== WHAT TO WORK ON ==
Without the pictures, copy all the entries below exactly.

== ENTRIES SUPPLIED ==
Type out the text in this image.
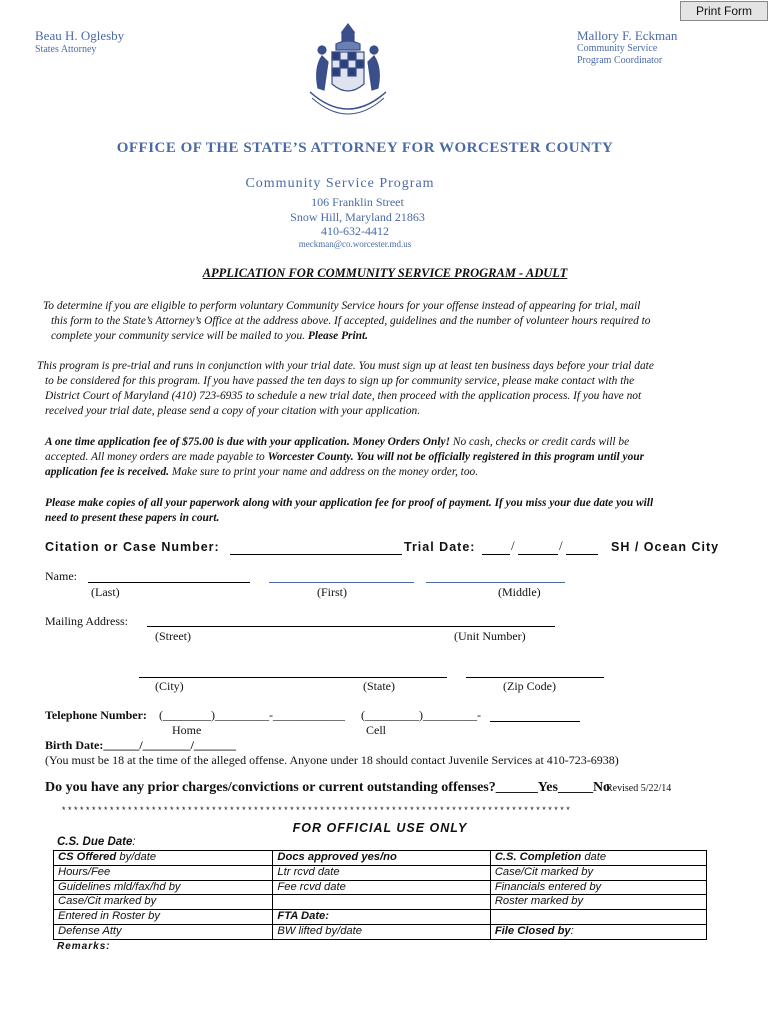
Print Form
Beau H. Oglesby
States Attorney
Mallory F. Eckman
Community Service
Program Coordinator
OFFICE OF THE STATE’S ATTORNEY FOR WORCESTER COUNTY
Community Service Program
106 Franklin Street
Snow Hill, Maryland 21863
410-632-4412
meckman@co.worcester.md.us
APPLICATION FOR COMMUNITY SERVICE PROGRAM - ADULT
To determine if you are eligible to perform voluntary Community Service hours for your offense instead of appearing for trial, mail
this form to the State’s Attorney’s Office at the address above. If accepted, guidelines and the number of volunteer hours required to
complete your community service will be mailed to you. Please Print.
This program is pre-trial and runs in conjunction with your trial date. You must sign up at least ten business days before your trial date
to be considered for this program. If you have passed the ten days to sign up for community service, please make contact with the
District Court of Maryland (410) 723-6935 to schedule a new trial date, then proceed with the application process. If you have not
received your trial date, please send a copy of your citation with your application.
A one time application fee of $75.00 is due with your application. Money Orders Only! No cash, checks or credit cards will be
accepted. All money orders are made payable to Worcester County. You will not be officially registered in this program until your
application fee is received. Make sure to print your name and address on the money order, too.
Please make copies of all your paperwork along with your application fee for proof of payment. If you miss your due date you will
need to present these papers in court.
Citation or Case Number:	Trial Date:	/	/	SH / Ocean City
Name:
(Last)	(First)	(Middle)
Mailing Address:
(Street)	(Unit Number)
(City)	(State)	(Zip Code)
Telephone Number: (________)_________-____________ (_________)_________-
Home	Cell
Birth Date:______/________/_______
(You must be 18 at the time of the alleged offense. Anyone under 18 should contact Juvenile Services at 410-723-6938)
Do you have any prior charges/convictions or current outstanding offenses?______Yes_____No
Revised 5/22/14
* * * * * * * * * * * * * * * * * * * * * * * * * * * * * * * * * * * * * * * * * * * * * * * * * * * * * * * * * * * * * * * * * * * * * * * * * * * * * * * * * * * * *
FOR OFFICIAL USE ONLY
C.S. Due Date:
CS Offered by/date	Docs approved yes/no	C.S. Completion date
Hours/Fee	Ltr rcvd date	Case/Cit marked by
Guidelines mld/fax/hd by	Fee rcvd date	Financials entered by
Case/Cit marked by		Roster marked by
Entered in Roster by	FTA Date:	
Defense Atty	BW lifted by/date	File Closed by:
Remarks:
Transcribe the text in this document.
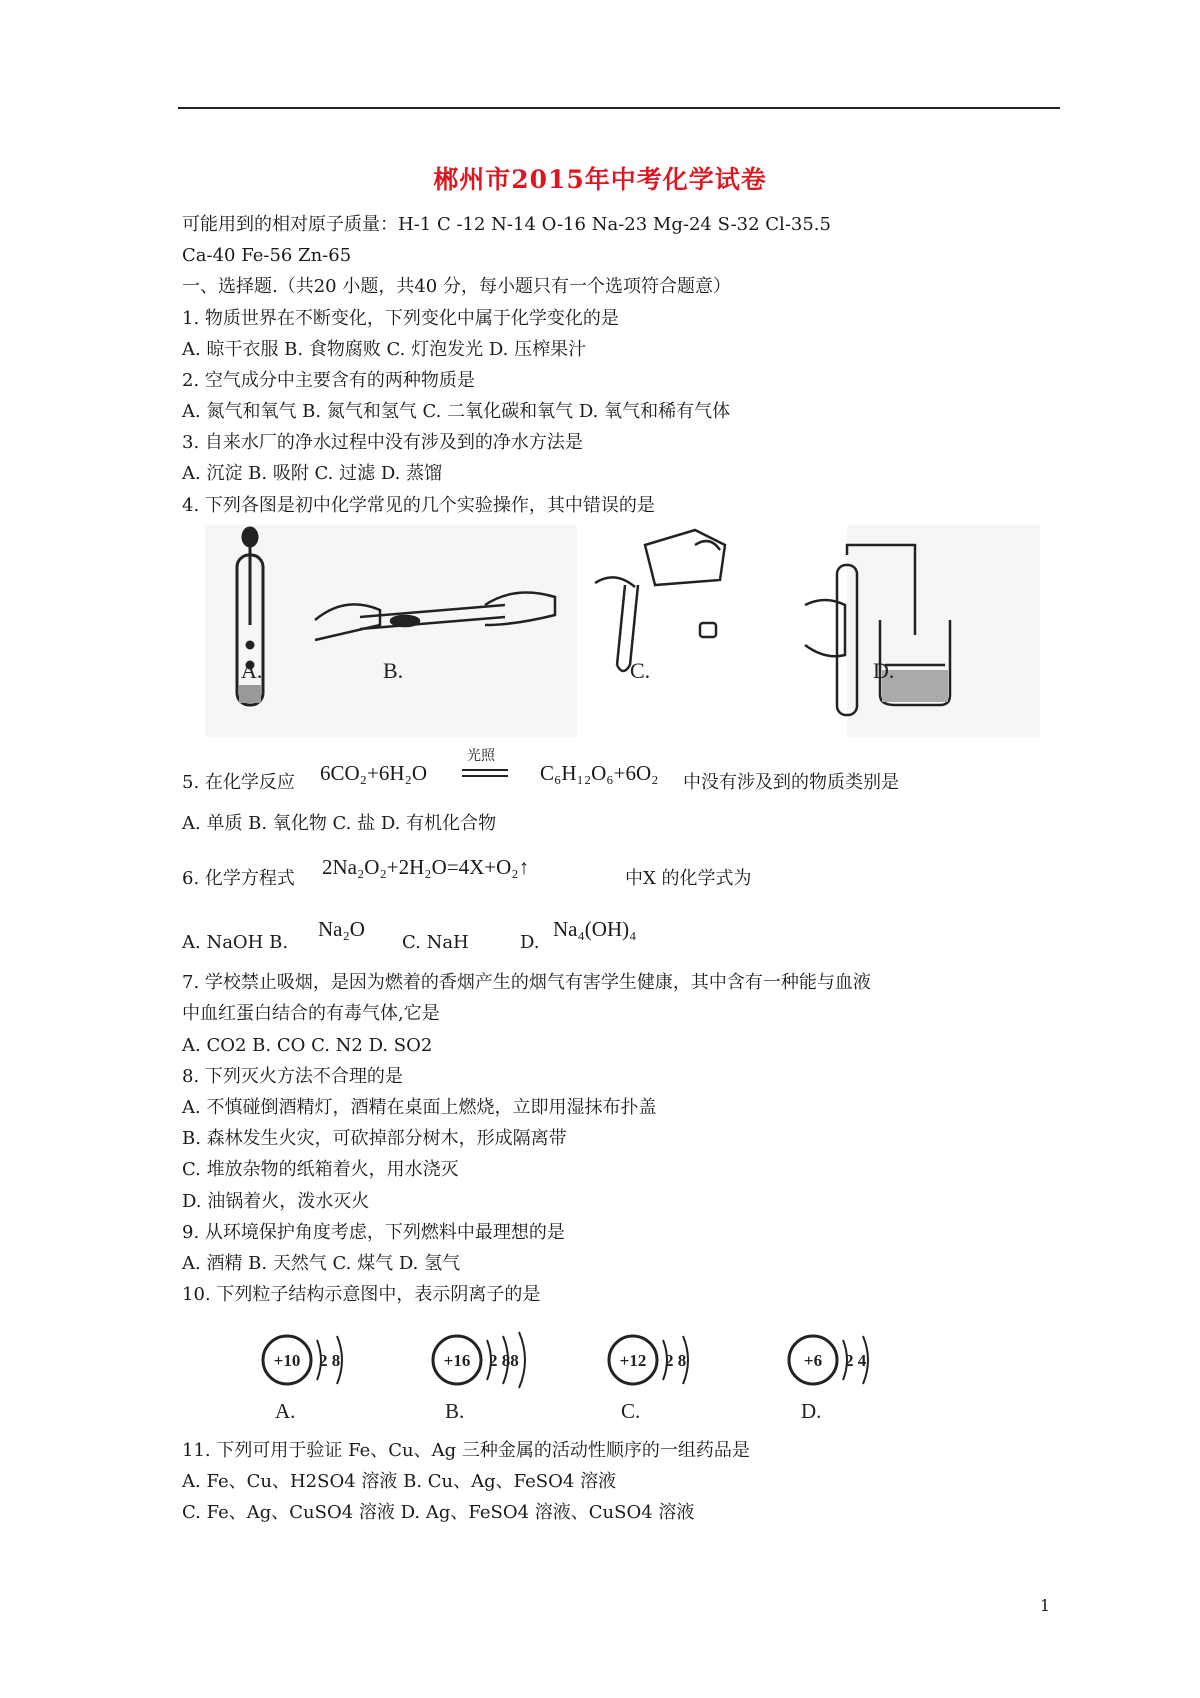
郴州市2015年中考化学试卷
可能用到的相对原子质量：H-1 C -12 N-14 O-16 Na-23 Mg-24 S-32 Cl-35.5
Ca-40 Fe-56 Zn-65
一、选择题.（共20 小题，共40 分，每小题只有一个选项符合题意）
1. 物质世界在不断变化，下列变化中属于化学变化的是
A. 晾干衣服 B. 食物腐败 C. 灯泡发光 D. 压榨果汁
2. 空气成分中主要含有的两种物质是
A. 氮气和氧气 B. 氮气和氢气 C. 二氧化碳和氧气 D. 氧气和稀有气体
3. 自来水厂的净水过程中没有涉及到的净水方法是
A. 沉淀 B. 吸附 C. 过滤 D. 蒸馏
4. 下列各图是初中化学常见的几个实验操作，其中错误的是
A.	B.	C.	D.
5. 在化学反应 6CO₂+6H₂O
光照
C₆H₁₂O₆+6O₂ 中没有涉及到的物质类别是
A. 单质 B. 氧化物 C. 盐 D. 有机化合物
6. 化学方程式 2Na₂O₂+2H₂O=4X+O₂↑	中X 的化学式为
A. NaOH B.
Na₂O
C. NaH	D.
Na₄(OH)₄
7. 学校禁止吸烟，是因为燃着的香烟产生的烟气有害学生健康，其中含有一种能与血液
中血红蛋白结合的有毒气体,它是
A. CO2 B. CO C. N2 D. SO2
8. 下列灭火方法不合理的是
A. 不慎碰倒酒精灯，酒精在桌面上燃烧，立即用湿抹布扑盖
B. 森林发生火灾，可砍掉部分树木，形成隔离带
C. 堆放杂物的纸箱着火，用水浇灭
D. 油锅着火，泼水灭火
9. 从环境保护角度考虑，下列燃料中最理想的是
A. 酒精 B. 天然气 C. 煤气 D. 氢气
10. 下列粒子结构示意图中，表示阴离子的是
+10 2 8
A.
+16 2 88
B.
+12 2 8
C.
+6 2 4
D.
11. 下列可用于验证 Fe、Cu、Ag 三种金属的活动性顺序的一组药品是
A. Fe、Cu、H2SO4 溶液 B. Cu、Ag、FeSO4 溶液
C. Fe、Ag、CuSO4 溶液 D. Ag、FeSO4 溶液、CuSO4 溶液
1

== COMPLETE ANSWER ==
Type out the text in this image.
Print Form
Beau H. Oglesby
States Attorney
Mallory F. Eckman
Community Service
Program Coordinator
OFFICE OF THE STATE’S ATTORNEY FOR WORCESTER COUNTY
Community Service Program
106 Franklin Street
Snow Hill, Maryland 21863
410-632-4412
meckman@co.worcester.md.us
APPLICATION FOR COMMUNITY SERVICE PROGRAM - ADULT
To determine if you are eligible to perform voluntary Community Service hours for your offense instead of appearing for trial, mail
this form to the State’s Attorney’s Office at the address above. If accepted, guidelines and the number of volunteer hours required to
complete your community service will be mailed to you. Please Print.
This program is pre-trial and runs in conjunction with your trial date. You must sign up at least ten business days before your trial date
to be considered for this program. If you have passed the ten days to sign up for community service, please make contact with the
District Court of Maryland (410) 723-6935 to schedule a new trial date, then proceed with the application process. If you have not
received your trial date, please send a copy of your citation with your application.
A one time application fee of $75.00 is due with your application. Money Orders Only! No cash, checks or credit cards will be
accepted. All money orders are made payable to Worcester County. You will not be officially registered in this program until your
application fee is received. Make sure to print your name and address on the money order, too.
Please make copies of all your paperwork along with your application fee for proof of payment. If you miss your due date you will
need to present these papers in court.
Citation or Case Number:	Trial Date:	/	/	SH / Ocean City
Name:
(Last)	(First)	(Middle)
Mailing Address:
(Street)	(Unit Number)
(City)	(State)	(Zip Code)
Telephone Number: (________)_________-____________ (_________)_________-
Home	Cell
Birth Date:______/________/_______
(You must be 18 at the time of the alleged offense. Anyone under 18 should contact Juvenile Services at 410-723-6938)
Do you have any prior charges/convictions or current outstanding offenses?______Yes_____No
Revised 5/22/14
* * * * * * * * * * * * * * * * * * * * * * * * * * * * * * * * * * * * * * * * * * * * * * * * * * * * * * * * * * * * * * * * * * * * * * * * * * * * * * * * * * * * *
FOR OFFICIAL USE ONLY
C.S. Due Date:
CS Offered by/date	Docs approved yes/no	C.S. Completion date
Hours/Fee	Ltr rcvd date	Case/Cit marked by
Guidelines mld/fax/hd by	Fee rcvd date	Financials entered by
Case/Cit marked by		Roster marked by
Entered in Roster by	FTA Date:	
Defense Atty	BW lifted by/date	File Closed by:
Remarks:
Transcribe the text in this document.
郴州市2015年中考化学试卷
可能用到的相对原子质量：H-1 C -12 N-14 O-16 Na-23 Mg-24 S-32 Cl-35.5
Ca-40 Fe-56 Zn-65
一、选择题.（共20 小题，共40 分，每小题只有一个选项符合题意）
1. 物质世界在不断变化，下列变化中属于化学变化的是
A. 晾干衣服 B. 食物腐败 C. 灯泡发光 D. 压榨果汁
2. 空气成分中主要含有的两种物质是
A. 氮气和氧气 B. 氮气和氢气 C. 二氧化碳和氧气 D. 氧气和稀有气体
3. 自来水厂的净水过程中没有涉及到的净水方法是
A. 沉淀 B. 吸附 C. 过滤 D. 蒸馏
4. 下列各图是初中化学常见的几个实验操作，其中错误的是
A.	B.	C.	D.
5. 在化学反应 6CO₂+6H₂O
光照
C₆H₁₂O₆+6O₂ 中没有涉及到的物质类别是
A. 单质 B. 氧化物 C. 盐 D. 有机化合物
6. 化学方程式 2Na₂O₂+2H₂O=4X+O₂↑	中X 的化学式为
A. NaOH B.
Na₂O
C. NaH	D.
Na₄(OH)₄
7. 学校禁止吸烟，是因为燃着的香烟产生的烟气有害学生健康，其中含有一种能与血液
中血红蛋白结合的有毒气体,它是
A. CO2 B. CO C. N2 D. SO2
8. 下列灭火方法不合理的是
A. 不慎碰倒酒精灯，酒精在桌面上燃烧，立即用湿抹布扑盖
B. 森林发生火灾，可砍掉部分树木，形成隔离带
C. 堆放杂物的纸箱着火，用水浇灭
D. 油锅着火，泼水灭火
9. 从环境保护角度考虑，下列燃料中最理想的是
A. 酒精 B. 天然气 C. 煤气 D. 氢气
10. 下列粒子结构示意图中，表示阴离子的是
+10 2 8
A.
+16 2 88
B.
+12 2 8
C.
+6 2 4
D.
11. 下列可用于验证 Fe、Cu、Ag 三种金属的活动性顺序的一组药品是
A. Fe、Cu、H2SO4 溶液 B. Cu、Ag、FeSO4 溶液
C. Fe、Ag、CuSO4 溶液 D. Ag、FeSO4 溶液、CuSO4 溶液
1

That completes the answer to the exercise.